[Stored entries]
++++
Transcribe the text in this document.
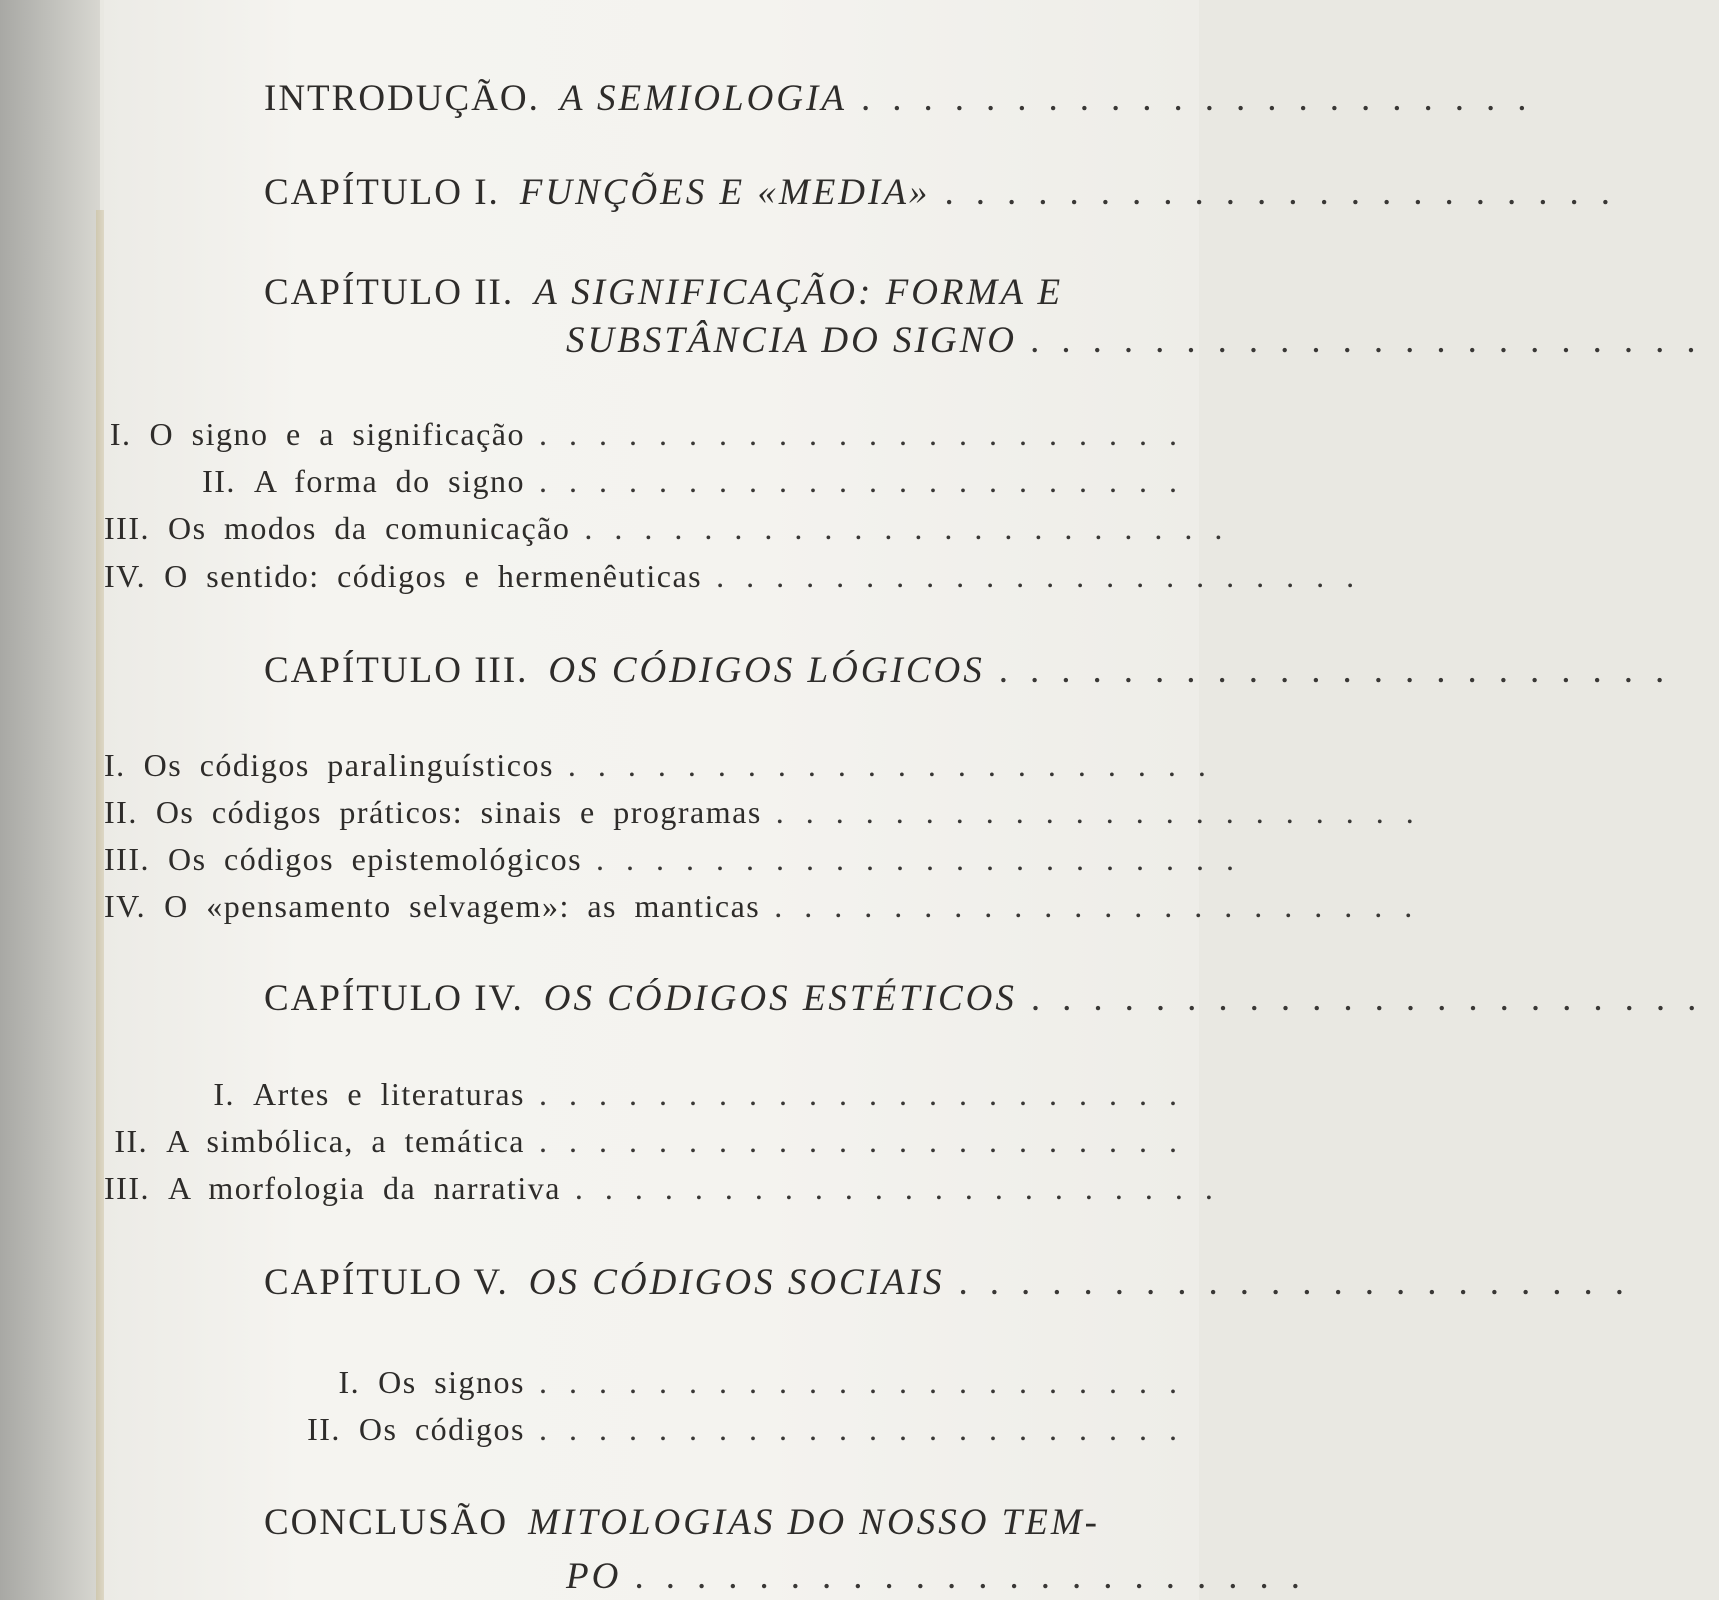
INTRODUÇÃO. A SEMIOLOGIA ......................
CAPÍTULO I. FUNÇÕES E «MEDIA» ......................
CAPÍTULO II. A SIGNIFICAÇÃO: FORMA E
SUBSTÂNCIA DO SIGNO ......................
I. O signo e a significação ......................
II. A forma do signo ......................
III. Os modos da comunicação ......................
IV. O sentido: códigos e hermenêuticas ......................
CAPÍTULO III. OS CÓDIGOS LÓGICOS ......................
I. Os códigos paralinguísticos ......................
II. Os códigos práticos: sinais e programas ......................
III. Os códigos epistemológicos ......................
IV. O «pensamento selvagem»: as manticas ......................
CAPÍTULO IV. OS CÓDIGOS ESTÉTICOS ......................
I. Artes e literaturas ......................
II. A simbólica, a temática ......................
III. A morfologia da narrativa ......................
CAPÍTULO V. OS CÓDIGOS SOCIAIS ......................
I. Os signos ......................
II. Os códigos ......................
CONCLUSÃO MITOLOGIAS DO NOSSO TEM-
PO ......................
++++
## TASK TO CARRY OUT
All of the records need repeating exactly, except for the pictures.

## SOLUTION TO THE EXERCISE
Transcribe the text in this document.
INTRODUÇÃO. A SEMIOLOGIA ......................
CAPÍTULO I. FUNÇÕES E «MEDIA» ......................
CAPÍTULO II. A SIGNIFICAÇÃO: FORMA E
SUBSTÂNCIA DO SIGNO ......................
I. O signo e a significação ......................
II. A forma do signo ......................
III. Os modos da comunicação ......................
IV. O sentido: códigos e hermenêuticas ......................
CAPÍTULO III. OS CÓDIGOS LÓGICOS ......................
I. Os códigos paralinguísticos ......................
II. Os códigos práticos: sinais e programas ......................
III. Os códigos epistemológicos ......................
IV. O «pensamento selvagem»: as manticas ......................
CAPÍTULO IV. OS CÓDIGOS ESTÉTICOS ......................
I. Artes e literaturas ......................
II. A simbólica, a temática ......................
III. A morfologia da narrativa ......................
CAPÍTULO V. OS CÓDIGOS SOCIAIS ......................
I. Os signos ......................
II. Os códigos ......................
CONCLUSÃO MITOLOGIAS DO NOSSO TEM-
PO ......................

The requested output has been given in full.